### Document section

>>

We’re excited to introduce you to the always interesting and insightful Xiomara Forbez. We hope you’ll enjoy our conversation with Xiomara below.
Xiomara, thanks for taking the time to share your stories with us today. We’d love to hear about a project that you’ve worked on that’s meant a lot to you.
The project that started it all was Exquisite Situations, a performance series on and for zoom that I designed, directed, and produced in 2022. It was a pivotal moment in my career as an artist because it was the first time I was truly able to realize my artistic vision. I had an idea, I pitched the idea, and Christine Leapman from the Gluck office enthusiastically supported the idea. And off I went, doing exactly everything that I wanted to do. I collaborated with performing artista Priscilla Marrero, playwright and actor, Esther Banegas Gatica, and filmmaker Kali Veach and together we made two live performances, a film, and a method workshop. The work was equal parts whimsy, weird, and intriguing and we had such a good turn out even with zoom fatigue. Being seen by others as a director and artist was important. What was equally as vital was seeing myself as a director and artist and putting my work and my vision out there unabashedly. We need both in life – to believe in ourselves unflinchingly and to have others see you and believe in you too. Exquisite SItuations received praise and good feedback with audience members enjoying the performances. Yet, I knew I had tapped into something intrinsic and necessary in me when a good friend said “I don’t quite get it and I’m not sure I like it but I’m still going to go to all four performances.” If that comment (which wasn’t even said or meant harshly) had come about something I had written in grad school, it would have sent me down a confidence and doubt spiral. But in the context of my art, I was completely nonplussed. Some people will like my work and some people won’t and that’s totally ok. This calm was revelatory and deeply deeply needed and welcome. This calm remains with me still. As I send in proposals to fund my ideas, I am not disheartened or disillusioned by rejections. Instead, I apply again, I apply elsewhere, or I apply anew. My ideas will find their homes. I will make it so.


Great, appreciate you sharing that with us. Before we ask you to share more of your insights, can you take a moment to introduce yourself and how you got to where you are today to our readers.
Growing up, the only creative thing I wanted to do was dance – I wanted to be a ballerina but I didn’t start early enough and when I did start I didn’t think to ask or say “hey I want this to be my career – what do I have to do?” I was always a good overachieving academic student so I focused on school. Our high school organic chemistry teacher was amazing and I knew then I wanted to be a chemist. Eschewing taking a creative elective, I doubled up on science classes instead. Fast forward to finishing college with a double degree in linguistics and French and a minor in English as well as a burgeoning career in Research Administration (managing funding and grants for science professors). While I was comfortable financially and had great coworkers, I wanted something different for my life. I wanted to dance! My life coach, Marcie Mitler (rest in peace), suggested I apply to grad school. Fast forward to me finishing my PhD in Critical Dance Studies – with a burgeoning career in nothing. Did I want to be (I’m sorry try to be – not a lot of jobs…) a professor in academia? Did I want to go back to Research Administration? Did I want to go back to school and get another degree? Unclear. What I did know was that my favorite memories of grad school were conceiving, directing, and producing a dance and theater performance series on zoom. I wanted to do more of that – making my ideas come to life. I had always loved ideas – I distinctly remember every time I told my mom “I have an idea” she would shudder and groan – what kind of outlandish idea had I cooked up and what role would she have to play in it? Luckily, grad school taught me how to funnel ideas into writing but true to Angelica Skyler, Alexander Hamilton, and me – I’m never satisfied. I want to pursue my ideas in whatever form they come to me as – as performances, installations, collaborations, writing, visual art, anything. Naming myself a multidisciplinary artist not only makes sense, it’s necessary and inevitable – it’s fate.

<<

[Excerpts from a layout annotation set]
>>

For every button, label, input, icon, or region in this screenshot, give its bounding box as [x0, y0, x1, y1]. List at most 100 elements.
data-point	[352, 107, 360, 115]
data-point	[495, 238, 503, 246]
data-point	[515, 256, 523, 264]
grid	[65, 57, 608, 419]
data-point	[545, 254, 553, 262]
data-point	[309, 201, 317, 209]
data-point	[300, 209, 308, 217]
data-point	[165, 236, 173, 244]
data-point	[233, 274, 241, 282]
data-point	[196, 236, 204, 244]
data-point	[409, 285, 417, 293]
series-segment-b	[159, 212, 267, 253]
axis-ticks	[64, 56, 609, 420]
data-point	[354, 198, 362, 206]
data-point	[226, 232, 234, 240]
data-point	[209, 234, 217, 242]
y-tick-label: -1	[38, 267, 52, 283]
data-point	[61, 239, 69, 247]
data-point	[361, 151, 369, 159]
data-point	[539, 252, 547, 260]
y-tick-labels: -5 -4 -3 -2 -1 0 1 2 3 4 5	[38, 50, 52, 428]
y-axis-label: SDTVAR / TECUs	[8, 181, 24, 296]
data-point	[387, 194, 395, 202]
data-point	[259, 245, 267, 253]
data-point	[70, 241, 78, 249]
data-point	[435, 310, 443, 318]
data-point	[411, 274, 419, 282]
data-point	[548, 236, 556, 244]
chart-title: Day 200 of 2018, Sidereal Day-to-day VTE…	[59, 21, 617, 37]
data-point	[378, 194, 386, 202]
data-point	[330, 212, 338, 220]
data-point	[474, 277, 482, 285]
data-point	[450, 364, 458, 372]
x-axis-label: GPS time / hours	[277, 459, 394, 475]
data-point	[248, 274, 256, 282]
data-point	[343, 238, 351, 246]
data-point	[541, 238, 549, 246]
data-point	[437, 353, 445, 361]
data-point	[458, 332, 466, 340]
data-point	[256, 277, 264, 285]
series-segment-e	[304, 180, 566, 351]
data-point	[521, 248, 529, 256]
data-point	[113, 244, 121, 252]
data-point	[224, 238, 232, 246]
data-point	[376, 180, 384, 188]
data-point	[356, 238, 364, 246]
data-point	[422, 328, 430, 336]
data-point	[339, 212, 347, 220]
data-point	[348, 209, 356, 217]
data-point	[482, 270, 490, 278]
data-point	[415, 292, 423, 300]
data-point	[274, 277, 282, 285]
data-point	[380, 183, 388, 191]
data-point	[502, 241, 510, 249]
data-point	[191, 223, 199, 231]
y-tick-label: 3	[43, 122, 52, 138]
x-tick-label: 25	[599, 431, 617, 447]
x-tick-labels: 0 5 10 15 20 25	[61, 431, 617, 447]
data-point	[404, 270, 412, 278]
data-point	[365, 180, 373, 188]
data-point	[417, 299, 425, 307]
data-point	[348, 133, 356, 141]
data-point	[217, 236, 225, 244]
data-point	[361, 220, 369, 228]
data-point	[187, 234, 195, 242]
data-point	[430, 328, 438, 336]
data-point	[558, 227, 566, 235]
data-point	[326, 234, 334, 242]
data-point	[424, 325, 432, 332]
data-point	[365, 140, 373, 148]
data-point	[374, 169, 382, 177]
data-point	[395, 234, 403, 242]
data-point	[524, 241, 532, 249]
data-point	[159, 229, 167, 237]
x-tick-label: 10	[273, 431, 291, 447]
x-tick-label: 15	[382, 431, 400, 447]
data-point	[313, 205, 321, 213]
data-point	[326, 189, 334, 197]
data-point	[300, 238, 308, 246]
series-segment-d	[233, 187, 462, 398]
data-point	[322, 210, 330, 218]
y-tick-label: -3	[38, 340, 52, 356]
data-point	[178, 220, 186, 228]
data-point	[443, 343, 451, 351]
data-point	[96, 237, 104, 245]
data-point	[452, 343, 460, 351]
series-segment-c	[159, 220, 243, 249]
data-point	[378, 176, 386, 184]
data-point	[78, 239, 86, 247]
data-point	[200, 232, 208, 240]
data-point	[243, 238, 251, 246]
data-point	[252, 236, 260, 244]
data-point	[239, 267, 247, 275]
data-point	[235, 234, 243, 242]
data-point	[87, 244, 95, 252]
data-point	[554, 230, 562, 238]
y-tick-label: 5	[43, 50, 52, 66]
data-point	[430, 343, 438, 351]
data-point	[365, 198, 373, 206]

<<

### What is asked
• 1. Reproduce the passage of the interview with Xiomara Forbez starting at "Xiomara, thanks for" and ending at "lot to you.".
• 2. Resume the interview with Xiomara Forbez after its final sentence and write what comes next.

### Per-task outputs
• 1.
Xiomara, thanks for taking the time to share your stories with us today. We’d love to hear about a project that you’ve worked on that’s meant a lot to you.

• 2.
What’s the most rewarding aspect of being a creative in your experience?
The most rewarding part about being a multidisciplinary artist is the ability to explore deeply and widely. My projects require me to travel and to do research about any number of things. Just a few months ago I booked a trip to Chicago because, riffing off of Good Will Hunting, I had to see a man about an elevator. For another project, I started teaching myself how to code, and for yet another project I was looking for Deaf playwrights, actors, and dancers to collaborate with (I’m still looking so if you know of anyone, please reach out!). For the first time in my life, it truly feels like the sky is limitless. Perhaps it is naive optimism speaking since I am an emerging artist, but I like to think that it’s just finally finding the right fit between my personality, my interests, and the structures and institutions that exist in the world. Even so, I know I’ll still have to carve out and design a space for myself and my work. I know it won’t be easy, especially as a woman of color who is not independently wealthy and whose ideas are often expensive and require many people. I know that traffic is almost impossible but here’s the thing, to rewrite Brandy (and end with my third popular culture reference), almost does count. Here, it almost means it’s possible.

How can we best help foster a strong, supportive environment for artists and creatives?
Artists need more institutional support at national and local levels. We need access to affordable and good healthcare. We need access to funding to make sure we can pay ourselves, our collaborators, and get the materials and spaces we need. We need access to financial stability without needing to hustle 24/7. We need a country that believes in and cares for all its people, including artists. I heard of a system in a different country that supports artists by requiring them to work as artists for 6 months of the year and then if they are unable to find other artist jobs, the country funds them for the rest of the 6 months so that they can continue creating. What could we do as artists with that kind of support? I know naysayers would exclaim that many people would abuse systems like that and sure, some would but the majority wouldn’t. More importantly, I would hope that the gains of such support for artists and for countries whose cultural productions and many facets of their identity come from artists, would outweigh the potential losses. Artists have been finding creative ways to survive and still make work and we need cities, states, countries, businesses, and other institutions to meet in the middle (at least) – finding ways to help artists so that artists can give back to their communities.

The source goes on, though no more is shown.